All of the material below is to be restated word for word, apart from the pictures.

[Records from a data source]
================================

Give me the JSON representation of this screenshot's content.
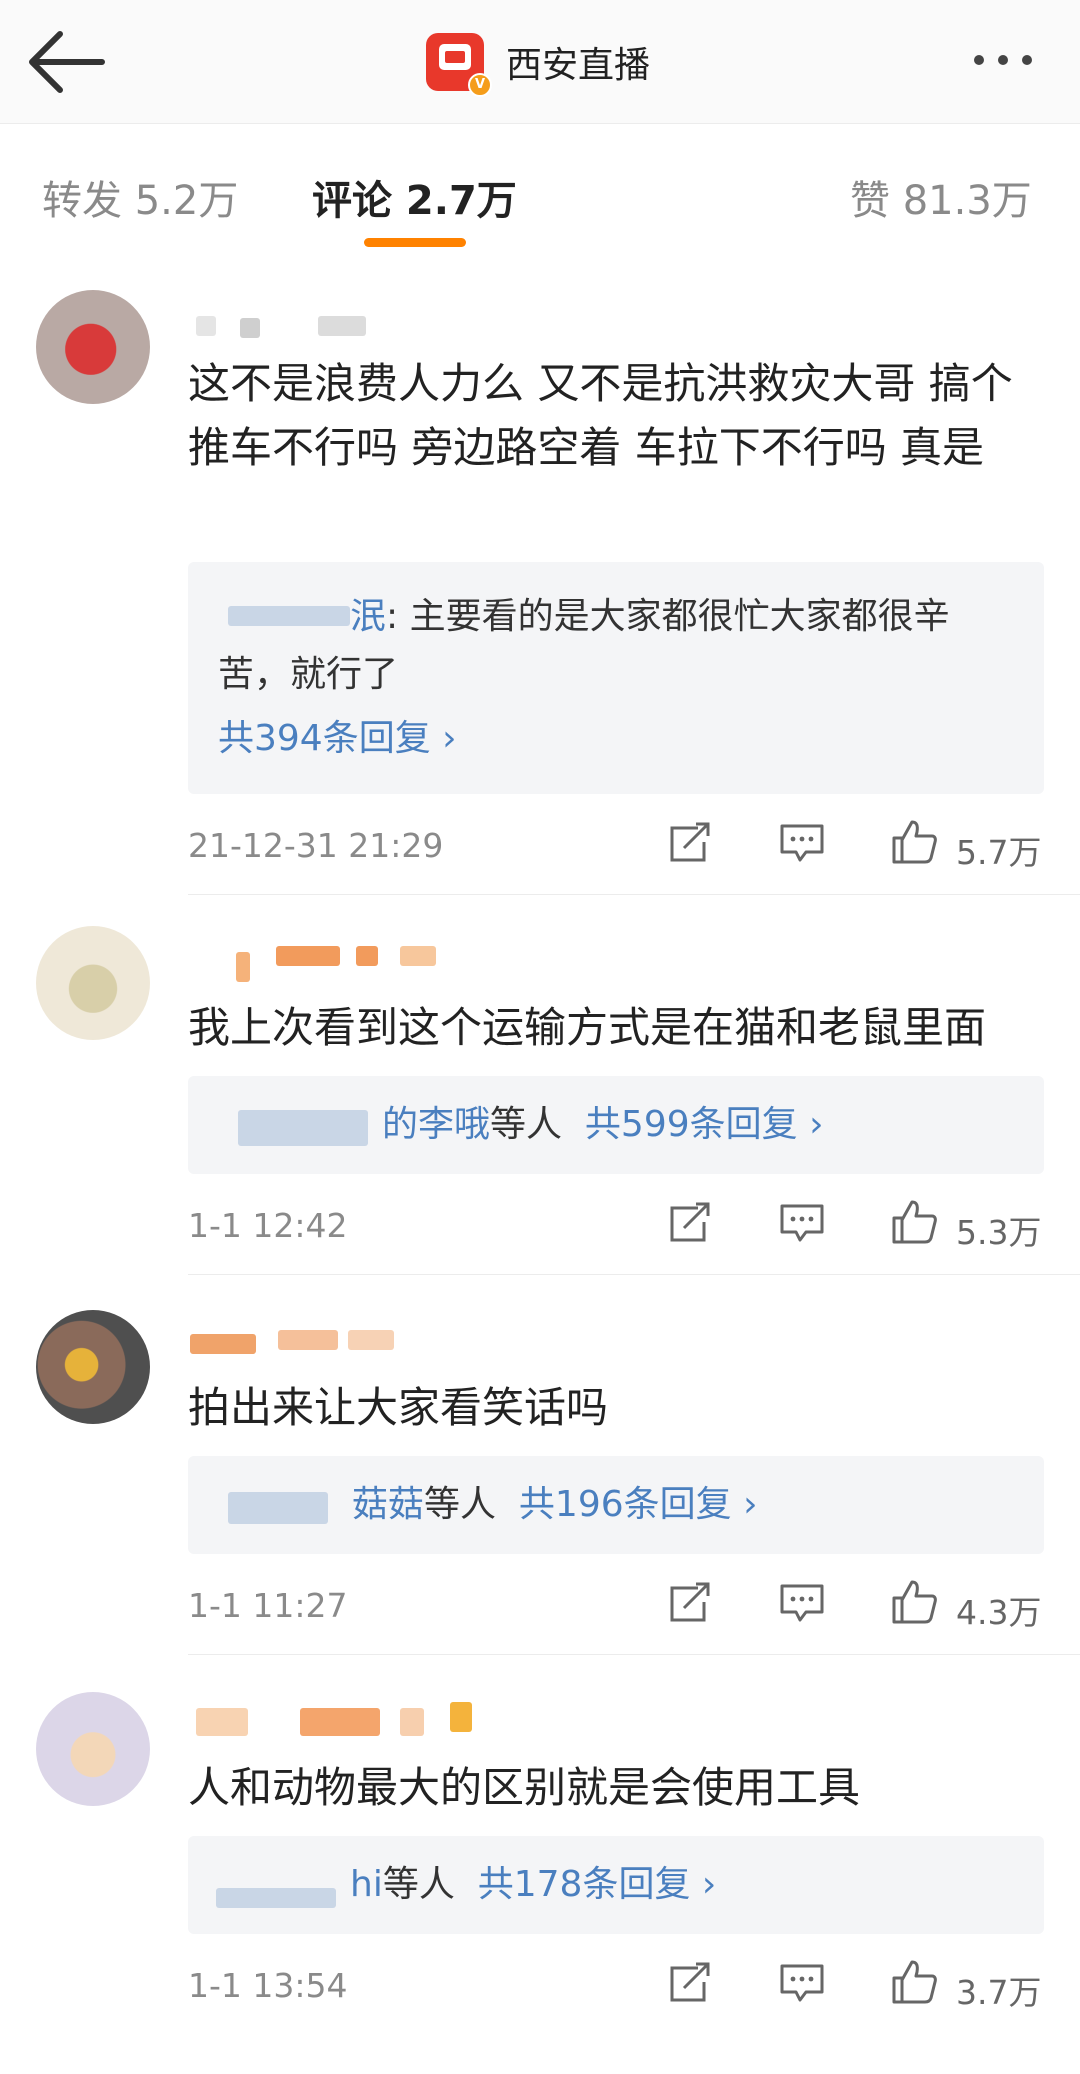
{
  "header": {
    "title": "西安直播",
    "badge": "V"
  },
  "tabs": {
    "repost": "转发 5.2万",
    "comments": "评论 2.7万",
    "likes": "赞 81.3万"
  },
  "comments": [
    {
      "text": "这不是浪费人力么 又不是抗洪救灾大哥 搞个推车不行吗 旁边路空着 车拉下不行吗 真是",
      "reply_name_suffix": "泯",
      "reply_text": ": 主要看的是大家都很忙大家都很辛苦，就行了",
      "reply_more": "共394条回复 ›",
      "time": "21-12-31 21:29",
      "likes": "5.7万"
    },
    {
      "text": "我上次看到这个运输方式是在猫和老鼠里面",
      "reply_name_suffix": "的李哦",
      "reply_others": "等人",
      "reply_more": "共599条回复 ›",
      "time": "1-1 12:42",
      "likes": "5.3万"
    },
    {
      "text": "拍出来让大家看笑话吗",
      "reply_name_suffix": "菇菇",
      "reply_others": "等人",
      "reply_more": "共196条回复 ›",
      "time": "1-1 11:27",
      "likes": "4.3万"
    },
    {
      "text": "人和动物最大的区别就是会使用工具",
      "reply_name_suffix": "hi",
      "reply_others": "等人",
      "reply_more": "共178条回复 ›",
      "time": "1-1 13:54",
      "likes": "3.7万"
    }
  ],
  "colors": {
    "accent": "#ff8200",
    "link": "#4a7fbf",
    "logo": "#e8382b"
  }
}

================================

● **Full output**
Give me the JSON representation of this screenshot's content.
{
  "header": {
    "title": "西安直播",
    "badge": "V"
  },
  "tabs": {
    "repost": "转发 5.2万",
    "comments": "评论 2.7万",
    "likes": "赞 81.3万"
  },
  "comments": [
    {
      "text": "这不是浪费人力么 又不是抗洪救灾大哥 搞个推车不行吗 旁边路空着 车拉下不行吗 真是",
      "reply_name_suffix": "泯",
      "reply_text": ": 主要看的是大家都很忙大家都很辛苦，就行了",
      "reply_more": "共394条回复 ›",
      "time": "21-12-31 21:29",
      "likes": "5.7万"
    },
    {
      "text": "我上次看到这个运输方式是在猫和老鼠里面",
      "reply_name_suffix": "的李哦",
      "reply_others": "等人",
      "reply_more": "共599条回复 ›",
      "time": "1-1 12:42",
      "likes": "5.3万"
    },
    {
      "text": "拍出来让大家看笑话吗",
      "reply_name_suffix": "菇菇",
      "reply_others": "等人",
      "reply_more": "共196条回复 ›",
      "time": "1-1 11:27",
      "likes": "4.3万"
    },
    {
      "text": "人和动物最大的区别就是会使用工具",
      "reply_name_suffix": "hi",
      "reply_others": "等人",
      "reply_more": "共178条回复 ›",
      "time": "1-1 13:54",
      "likes": "3.7万"
    }
  ],
  "colors": {
    "accent": "#ff8200",
    "link": "#4a7fbf",
    "logo": "#e8382b"
  }
}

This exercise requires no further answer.